> [Directions]: Restate every line of the material, word for word.

> [Information provided]:

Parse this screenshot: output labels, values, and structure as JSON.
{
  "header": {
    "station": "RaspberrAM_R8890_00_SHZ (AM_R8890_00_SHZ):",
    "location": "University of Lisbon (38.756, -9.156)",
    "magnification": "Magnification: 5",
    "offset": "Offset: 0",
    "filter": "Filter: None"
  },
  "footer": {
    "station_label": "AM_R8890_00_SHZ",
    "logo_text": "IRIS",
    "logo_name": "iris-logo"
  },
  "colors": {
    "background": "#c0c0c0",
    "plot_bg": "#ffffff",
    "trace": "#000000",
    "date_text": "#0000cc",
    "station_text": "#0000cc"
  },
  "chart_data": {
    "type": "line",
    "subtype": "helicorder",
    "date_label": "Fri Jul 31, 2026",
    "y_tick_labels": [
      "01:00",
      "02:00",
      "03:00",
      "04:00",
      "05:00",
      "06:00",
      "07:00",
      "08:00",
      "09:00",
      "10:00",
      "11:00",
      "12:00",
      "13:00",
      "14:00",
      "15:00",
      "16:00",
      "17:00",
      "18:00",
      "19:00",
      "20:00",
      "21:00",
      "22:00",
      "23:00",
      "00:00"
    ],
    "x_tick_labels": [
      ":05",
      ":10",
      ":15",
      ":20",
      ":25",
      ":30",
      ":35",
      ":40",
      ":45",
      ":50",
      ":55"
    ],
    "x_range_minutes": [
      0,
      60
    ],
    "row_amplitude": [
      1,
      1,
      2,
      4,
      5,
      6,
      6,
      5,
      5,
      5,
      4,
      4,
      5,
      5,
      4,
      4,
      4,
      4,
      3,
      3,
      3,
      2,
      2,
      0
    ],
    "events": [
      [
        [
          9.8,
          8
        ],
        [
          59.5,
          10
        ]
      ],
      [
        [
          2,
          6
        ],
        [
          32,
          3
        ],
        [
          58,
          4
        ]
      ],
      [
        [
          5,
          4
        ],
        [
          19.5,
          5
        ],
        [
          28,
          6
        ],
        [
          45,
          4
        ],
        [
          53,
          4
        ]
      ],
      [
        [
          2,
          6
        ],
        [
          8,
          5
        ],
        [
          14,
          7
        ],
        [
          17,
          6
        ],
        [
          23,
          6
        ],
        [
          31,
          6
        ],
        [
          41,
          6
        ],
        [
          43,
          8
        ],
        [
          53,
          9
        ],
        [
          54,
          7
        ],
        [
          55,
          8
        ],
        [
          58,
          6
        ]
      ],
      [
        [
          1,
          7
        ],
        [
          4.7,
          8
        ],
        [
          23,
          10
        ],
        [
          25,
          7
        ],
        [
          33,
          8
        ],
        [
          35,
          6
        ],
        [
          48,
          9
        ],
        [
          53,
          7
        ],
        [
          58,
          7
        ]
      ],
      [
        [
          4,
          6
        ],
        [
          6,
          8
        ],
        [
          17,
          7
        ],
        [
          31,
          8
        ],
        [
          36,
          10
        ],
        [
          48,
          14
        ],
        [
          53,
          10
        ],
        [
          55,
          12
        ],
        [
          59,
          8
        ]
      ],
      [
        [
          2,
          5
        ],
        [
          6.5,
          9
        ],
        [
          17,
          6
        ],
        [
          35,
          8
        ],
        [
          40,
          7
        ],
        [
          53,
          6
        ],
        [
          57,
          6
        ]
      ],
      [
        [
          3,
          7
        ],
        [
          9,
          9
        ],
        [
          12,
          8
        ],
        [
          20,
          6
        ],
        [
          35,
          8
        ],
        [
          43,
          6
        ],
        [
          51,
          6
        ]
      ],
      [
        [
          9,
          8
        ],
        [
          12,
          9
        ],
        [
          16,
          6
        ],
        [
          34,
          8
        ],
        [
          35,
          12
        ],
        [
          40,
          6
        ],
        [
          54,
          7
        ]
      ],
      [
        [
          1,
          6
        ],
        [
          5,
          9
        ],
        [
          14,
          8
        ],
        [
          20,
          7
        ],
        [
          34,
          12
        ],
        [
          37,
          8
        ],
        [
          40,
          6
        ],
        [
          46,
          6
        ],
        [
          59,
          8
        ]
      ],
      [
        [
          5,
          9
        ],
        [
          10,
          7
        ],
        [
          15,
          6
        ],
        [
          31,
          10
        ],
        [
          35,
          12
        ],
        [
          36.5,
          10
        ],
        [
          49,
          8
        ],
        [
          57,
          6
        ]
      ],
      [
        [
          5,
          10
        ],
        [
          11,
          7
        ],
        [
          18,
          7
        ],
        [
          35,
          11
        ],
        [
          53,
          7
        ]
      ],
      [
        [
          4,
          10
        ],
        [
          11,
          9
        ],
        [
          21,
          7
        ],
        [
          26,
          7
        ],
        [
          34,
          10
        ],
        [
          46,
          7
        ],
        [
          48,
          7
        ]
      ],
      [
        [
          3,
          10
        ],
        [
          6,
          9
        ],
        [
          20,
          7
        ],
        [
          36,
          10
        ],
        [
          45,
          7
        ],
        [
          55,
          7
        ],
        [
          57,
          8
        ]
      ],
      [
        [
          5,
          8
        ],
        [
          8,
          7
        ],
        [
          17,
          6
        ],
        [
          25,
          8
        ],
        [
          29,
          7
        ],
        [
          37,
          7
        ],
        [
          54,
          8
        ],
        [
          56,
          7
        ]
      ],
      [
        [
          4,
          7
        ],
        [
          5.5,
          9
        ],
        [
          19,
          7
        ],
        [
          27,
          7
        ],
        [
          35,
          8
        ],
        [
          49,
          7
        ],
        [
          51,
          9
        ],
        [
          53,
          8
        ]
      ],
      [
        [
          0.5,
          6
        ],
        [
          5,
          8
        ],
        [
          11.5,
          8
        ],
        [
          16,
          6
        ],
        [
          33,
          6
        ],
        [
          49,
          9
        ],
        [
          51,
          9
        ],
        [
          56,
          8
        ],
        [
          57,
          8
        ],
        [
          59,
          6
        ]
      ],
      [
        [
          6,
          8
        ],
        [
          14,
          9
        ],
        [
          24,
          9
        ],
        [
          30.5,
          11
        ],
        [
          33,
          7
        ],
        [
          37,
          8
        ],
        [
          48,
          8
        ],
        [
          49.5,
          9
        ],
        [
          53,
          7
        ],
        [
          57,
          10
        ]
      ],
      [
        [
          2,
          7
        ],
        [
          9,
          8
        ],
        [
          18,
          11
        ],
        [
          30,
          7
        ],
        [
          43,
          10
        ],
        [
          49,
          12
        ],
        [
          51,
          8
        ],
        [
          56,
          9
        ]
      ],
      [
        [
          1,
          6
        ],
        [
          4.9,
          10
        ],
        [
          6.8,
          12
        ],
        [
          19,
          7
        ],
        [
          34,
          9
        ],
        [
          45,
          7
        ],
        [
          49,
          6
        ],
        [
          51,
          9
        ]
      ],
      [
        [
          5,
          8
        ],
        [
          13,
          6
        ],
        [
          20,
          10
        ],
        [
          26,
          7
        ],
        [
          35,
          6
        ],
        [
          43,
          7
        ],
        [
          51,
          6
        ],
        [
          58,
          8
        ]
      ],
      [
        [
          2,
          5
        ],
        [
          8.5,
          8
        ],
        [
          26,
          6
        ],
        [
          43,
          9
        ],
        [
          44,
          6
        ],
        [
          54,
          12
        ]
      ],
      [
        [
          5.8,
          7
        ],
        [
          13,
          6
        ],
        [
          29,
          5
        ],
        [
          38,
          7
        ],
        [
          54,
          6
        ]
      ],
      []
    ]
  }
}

> [The reply]:
Parse this screenshot: output labels, values, and structure as JSON.
{
  "header": {
    "station": "RaspberrAM_R8890_00_SHZ (AM_R8890_00_SHZ):",
    "location": "University of Lisbon (38.756, -9.156)",
    "magnification": "Magnification: 5",
    "offset": "Offset: 0",
    "filter": "Filter: None"
  },
  "footer": {
    "station_label": "AM_R8890_00_SHZ",
    "logo_text": "IRIS",
    "logo_name": "iris-logo"
  },
  "colors": {
    "background": "#c0c0c0",
    "plot_bg": "#ffffff",
    "trace": "#000000",
    "date_text": "#0000cc",
    "station_text": "#0000cc"
  },
  "chart_data": {
    "type": "line",
    "subtype": "helicorder",
    "date_label": "Fri Jul 31, 2026",
    "y_tick_labels": [
      "01:00",
      "02:00",
      "03:00",
      "04:00",
      "05:00",
      "06:00",
      "07:00",
      "08:00",
      "09:00",
      "10:00",
      "11:00",
      "12:00",
      "13:00",
      "14:00",
      "15:00",
      "16:00",
      "17:00",
      "18:00",
      "19:00",
      "20:00",
      "21:00",
      "22:00",
      "23:00",
      "00:00"
    ],
    "x_tick_labels": [
      ":05",
      ":10",
      ":15",
      ":20",
      ":25",
      ":30",
      ":35",
      ":40",
      ":45",
      ":50",
      ":55"
    ],
    "x_range_minutes": [
      0,
      60
    ],
    "row_amplitude": [
      1,
      1,
      2,
      4,
      5,
      6,
      6,
      5,
      5,
      5,
      4,
      4,
      5,
      5,
      4,
      4,
      4,
      4,
      3,
      3,
      3,
      2,
      2,
      0
    ],
    "events": [
      [
        [
          9.8,
          8
        ],
        [
          59.5,
          10
        ]
      ],
      [
        [
          2,
          6
        ],
        [
          32,
          3
        ],
        [
          58,
          4
        ]
      ],
      [
        [
          5,
          4
        ],
        [
          19.5,
          5
        ],
        [
          28,
          6
        ],
        [
          45,
          4
        ],
        [
          53,
          4
        ]
      ],
      [
        [
          2,
          6
        ],
        [
          8,
          5
        ],
        [
          14,
          7
        ],
        [
          17,
          6
        ],
        [
          23,
          6
        ],
        [
          31,
          6
        ],
        [
          41,
          6
        ],
        [
          43,
          8
        ],
        [
          53,
          9
        ],
        [
          54,
          7
        ],
        [
          55,
          8
        ],
        [
          58,
          6
        ]
      ],
      [
        [
          1,
          7
        ],
        [
          4.7,
          8
        ],
        [
          23,
          10
        ],
        [
          25,
          7
        ],
        [
          33,
          8
        ],
        [
          35,
          6
        ],
        [
          48,
          9
        ],
        [
          53,
          7
        ],
        [
          58,
          7
        ]
      ],
      [
        [
          4,
          6
        ],
        [
          6,
          8
        ],
        [
          17,
          7
        ],
        [
          31,
          8
        ],
        [
          36,
          10
        ],
        [
          48,
          14
        ],
        [
          53,
          10
        ],
        [
          55,
          12
        ],
        [
          59,
          8
        ]
      ],
      [
        [
          2,
          5
        ],
        [
          6.5,
          9
        ],
        [
          17,
          6
        ],
        [
          35,
          8
        ],
        [
          40,
          7
        ],
        [
          53,
          6
        ],
        [
          57,
          6
        ]
      ],
      [
        [
          3,
          7
        ],
        [
          9,
          9
        ],
        [
          12,
          8
        ],
        [
          20,
          6
        ],
        [
          35,
          8
        ],
        [
          43,
          6
        ],
        [
          51,
          6
        ]
      ],
      [
        [
          9,
          8
        ],
        [
          12,
          9
        ],
        [
          16,
          6
        ],
        [
          34,
          8
        ],
        [
          35,
          12
        ],
        [
          40,
          6
        ],
        [
          54,
          7
        ]
      ],
      [
        [
          1,
          6
        ],
        [
          5,
          9
        ],
        [
          14,
          8
        ],
        [
          20,
          7
        ],
        [
          34,
          12
        ],
        [
          37,
          8
        ],
        [
          40,
          6
        ],
        [
          46,
          6
        ],
        [
          59,
          8
        ]
      ],
      [
        [
          5,
          9
        ],
        [
          10,
          7
        ],
        [
          15,
          6
        ],
        [
          31,
          10
        ],
        [
          35,
          12
        ],
        [
          36.5,
          10
        ],
        [
          49,
          8
        ],
        [
          57,
          6
        ]
      ],
      [
        [
          5,
          10
        ],
        [
          11,
          7
        ],
        [
          18,
          7
        ],
        [
          35,
          11
        ],
        [
          53,
          7
        ]
      ],
      [
        [
          4,
          10
        ],
        [
          11,
          9
        ],
        [
          21,
          7
        ],
        [
          26,
          7
        ],
        [
          34,
          10
        ],
        [
          46,
          7
        ],
        [
          48,
          7
        ]
      ],
      [
        [
          3,
          10
        ],
        [
          6,
          9
        ],
        [
          20,
          7
        ],
        [
          36,
          10
        ],
        [
          45,
          7
        ],
        [
          55,
          7
        ],
        [
          57,
          8
        ]
      ],
      [
        [
          5,
          8
        ],
        [
          8,
          7
        ],
        [
          17,
          6
        ],
        [
          25,
          8
        ],
        [
          29,
          7
        ],
        [
          37,
          7
        ],
        [
          54,
          8
        ],
        [
          56,
          7
        ]
      ],
      [
        [
          4,
          7
        ],
        [
          5.5,
          9
        ],
        [
          19,
          7
        ],
        [
          27,
          7
        ],
        [
          35,
          8
        ],
        [
          49,
          7
        ],
        [
          51,
          9
        ],
        [
          53,
          8
        ]
      ],
      [
        [
          0.5,
          6
        ],
        [
          5,
          8
        ],
        [
          11.5,
          8
        ],
        [
          16,
          6
        ],
        [
          33,
          6
        ],
        [
          49,
          9
        ],
        [
          51,
          9
        ],
        [
          56,
          8
        ],
        [
          57,
          8
        ],
        [
          59,
          6
        ]
      ],
      [
        [
          6,
          8
        ],
        [
          14,
          9
        ],
        [
          24,
          9
        ],
        [
          30.5,
          11
        ],
        [
          33,
          7
        ],
        [
          37,
          8
        ],
        [
          48,
          8
        ],
        [
          49.5,
          9
        ],
        [
          53,
          7
        ],
        [
          57,
          10
        ]
      ],
      [
        [
          2,
          7
        ],
        [
          9,
          8
        ],
        [
          18,
          11
        ],
        [
          30,
          7
        ],
        [
          43,
          10
        ],
        [
          49,
          12
        ],
        [
          51,
          8
        ],
        [
          56,
          9
        ]
      ],
      [
        [
          1,
          6
        ],
        [
          4.9,
          10
        ],
        [
          6.8,
          12
        ],
        [
          19,
          7
        ],
        [
          34,
          9
        ],
        [
          45,
          7
        ],
        [
          49,
          6
        ],
        [
          51,
          9
        ]
      ],
      [
        [
          5,
          8
        ],
        [
          13,
          6
        ],
        [
          20,
          10
        ],
        [
          26,
          7
        ],
        [
          35,
          6
        ],
        [
          43,
          7
        ],
        [
          51,
          6
        ],
        [
          58,
          8
        ]
      ],
      [
        [
          2,
          5
        ],
        [
          8.5,
          8
        ],
        [
          26,
          6
        ],
        [
          43,
          9
        ],
        [
          44,
          6
        ],
        [
          54,
          12
        ]
      ],
      [
        [
          5.8,
          7
        ],
        [
          13,
          6
        ],
        [
          29,
          5
        ],
        [
          38,
          7
        ],
        [
          54,
          6
        ]
      ],
      []
    ]
  }
}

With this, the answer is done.